[BEGIN]

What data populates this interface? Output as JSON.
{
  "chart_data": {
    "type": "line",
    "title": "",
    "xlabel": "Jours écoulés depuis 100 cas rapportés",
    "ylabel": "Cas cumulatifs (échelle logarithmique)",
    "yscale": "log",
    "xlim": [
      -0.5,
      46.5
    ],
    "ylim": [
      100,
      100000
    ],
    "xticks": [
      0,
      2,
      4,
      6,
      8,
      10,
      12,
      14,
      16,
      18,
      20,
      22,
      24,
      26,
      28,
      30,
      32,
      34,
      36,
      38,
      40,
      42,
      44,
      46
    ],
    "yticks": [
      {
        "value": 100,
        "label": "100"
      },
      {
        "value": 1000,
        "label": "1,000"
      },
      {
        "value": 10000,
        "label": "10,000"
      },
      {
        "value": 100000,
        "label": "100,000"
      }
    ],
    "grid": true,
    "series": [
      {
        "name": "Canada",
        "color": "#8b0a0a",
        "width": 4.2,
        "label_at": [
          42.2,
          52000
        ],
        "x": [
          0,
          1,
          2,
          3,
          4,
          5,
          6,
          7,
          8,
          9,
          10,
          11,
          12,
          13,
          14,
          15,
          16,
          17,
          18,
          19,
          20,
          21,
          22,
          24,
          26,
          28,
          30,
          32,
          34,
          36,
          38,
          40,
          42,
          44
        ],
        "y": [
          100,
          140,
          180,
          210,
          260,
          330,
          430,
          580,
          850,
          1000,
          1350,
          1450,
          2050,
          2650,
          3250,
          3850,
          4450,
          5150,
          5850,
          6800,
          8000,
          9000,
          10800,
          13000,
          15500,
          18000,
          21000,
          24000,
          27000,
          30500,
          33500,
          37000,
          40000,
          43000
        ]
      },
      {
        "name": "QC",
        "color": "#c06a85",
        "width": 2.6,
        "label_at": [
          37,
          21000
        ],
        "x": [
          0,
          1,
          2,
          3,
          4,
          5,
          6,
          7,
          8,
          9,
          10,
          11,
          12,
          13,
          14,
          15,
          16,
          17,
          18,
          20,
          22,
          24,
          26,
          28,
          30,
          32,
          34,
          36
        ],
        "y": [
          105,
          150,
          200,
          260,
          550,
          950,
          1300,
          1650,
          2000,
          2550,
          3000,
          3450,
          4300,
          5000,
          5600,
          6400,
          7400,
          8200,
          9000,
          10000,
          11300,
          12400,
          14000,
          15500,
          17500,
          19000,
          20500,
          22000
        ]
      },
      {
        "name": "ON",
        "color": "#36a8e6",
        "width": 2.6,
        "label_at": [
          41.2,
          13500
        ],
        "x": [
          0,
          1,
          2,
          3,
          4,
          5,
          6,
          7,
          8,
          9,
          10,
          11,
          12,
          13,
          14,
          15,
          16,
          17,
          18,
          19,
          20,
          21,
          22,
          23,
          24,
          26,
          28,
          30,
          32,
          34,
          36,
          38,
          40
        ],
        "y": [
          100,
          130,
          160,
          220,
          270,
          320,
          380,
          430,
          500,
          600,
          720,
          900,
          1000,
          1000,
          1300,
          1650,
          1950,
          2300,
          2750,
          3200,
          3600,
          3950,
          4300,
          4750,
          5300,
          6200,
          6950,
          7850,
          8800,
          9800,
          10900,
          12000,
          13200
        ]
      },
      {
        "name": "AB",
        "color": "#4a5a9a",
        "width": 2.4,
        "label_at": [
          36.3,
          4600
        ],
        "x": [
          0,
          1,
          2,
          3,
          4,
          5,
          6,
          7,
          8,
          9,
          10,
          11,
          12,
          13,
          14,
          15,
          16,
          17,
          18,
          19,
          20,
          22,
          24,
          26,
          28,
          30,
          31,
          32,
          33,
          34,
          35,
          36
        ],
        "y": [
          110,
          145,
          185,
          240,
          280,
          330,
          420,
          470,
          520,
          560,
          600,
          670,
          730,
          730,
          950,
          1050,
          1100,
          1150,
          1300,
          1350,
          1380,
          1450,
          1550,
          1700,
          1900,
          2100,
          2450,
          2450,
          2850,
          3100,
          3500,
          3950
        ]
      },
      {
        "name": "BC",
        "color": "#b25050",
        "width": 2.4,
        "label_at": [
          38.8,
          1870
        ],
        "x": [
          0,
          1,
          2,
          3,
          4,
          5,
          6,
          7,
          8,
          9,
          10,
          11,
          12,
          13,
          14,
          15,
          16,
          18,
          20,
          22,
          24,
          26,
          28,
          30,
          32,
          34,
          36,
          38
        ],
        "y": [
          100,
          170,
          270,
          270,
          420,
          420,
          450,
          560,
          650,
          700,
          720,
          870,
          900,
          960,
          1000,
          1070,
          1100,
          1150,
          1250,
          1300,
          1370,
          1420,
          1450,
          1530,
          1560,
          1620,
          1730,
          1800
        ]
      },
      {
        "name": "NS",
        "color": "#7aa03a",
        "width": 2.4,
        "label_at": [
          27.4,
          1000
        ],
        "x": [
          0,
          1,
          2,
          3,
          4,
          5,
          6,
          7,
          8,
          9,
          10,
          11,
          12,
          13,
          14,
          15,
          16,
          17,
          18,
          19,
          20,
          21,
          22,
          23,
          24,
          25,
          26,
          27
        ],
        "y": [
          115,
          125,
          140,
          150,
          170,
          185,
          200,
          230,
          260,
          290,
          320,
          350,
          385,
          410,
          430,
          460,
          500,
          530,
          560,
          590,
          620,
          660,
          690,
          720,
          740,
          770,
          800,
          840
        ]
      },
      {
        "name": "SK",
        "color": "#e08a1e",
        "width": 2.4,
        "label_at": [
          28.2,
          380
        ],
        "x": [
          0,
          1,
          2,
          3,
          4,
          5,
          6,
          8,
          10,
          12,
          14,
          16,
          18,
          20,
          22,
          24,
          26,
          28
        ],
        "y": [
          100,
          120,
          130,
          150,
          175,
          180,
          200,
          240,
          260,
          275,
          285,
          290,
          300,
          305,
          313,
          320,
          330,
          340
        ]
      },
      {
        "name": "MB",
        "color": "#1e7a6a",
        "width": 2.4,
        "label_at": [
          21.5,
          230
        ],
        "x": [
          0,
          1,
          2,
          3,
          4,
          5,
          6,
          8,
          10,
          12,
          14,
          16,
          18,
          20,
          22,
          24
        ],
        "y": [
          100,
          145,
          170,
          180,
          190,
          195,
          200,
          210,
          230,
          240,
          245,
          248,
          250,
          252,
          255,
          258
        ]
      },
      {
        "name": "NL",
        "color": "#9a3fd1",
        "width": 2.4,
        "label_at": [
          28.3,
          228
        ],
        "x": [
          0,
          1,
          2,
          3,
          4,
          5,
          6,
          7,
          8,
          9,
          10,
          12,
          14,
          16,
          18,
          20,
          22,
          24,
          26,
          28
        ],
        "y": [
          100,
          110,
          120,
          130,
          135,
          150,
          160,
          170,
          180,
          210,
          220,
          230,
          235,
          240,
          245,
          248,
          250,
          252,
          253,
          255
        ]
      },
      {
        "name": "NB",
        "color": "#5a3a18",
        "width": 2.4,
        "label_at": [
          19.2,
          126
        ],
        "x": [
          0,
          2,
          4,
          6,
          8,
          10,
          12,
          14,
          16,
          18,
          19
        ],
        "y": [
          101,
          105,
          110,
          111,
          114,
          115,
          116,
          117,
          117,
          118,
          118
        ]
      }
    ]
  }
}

[END]

## Written problem
Pull out all lines from the entries above that include the word "name".

## Answer for the task
        "name": "Canada",
        "name": "QC",
        "name": "ON",
        "name": "AB",
        "name": "BC",
        "name": "NS",
        "name": "SK",
        "name": "MB",
        "name": "NL",
        "name": "NB",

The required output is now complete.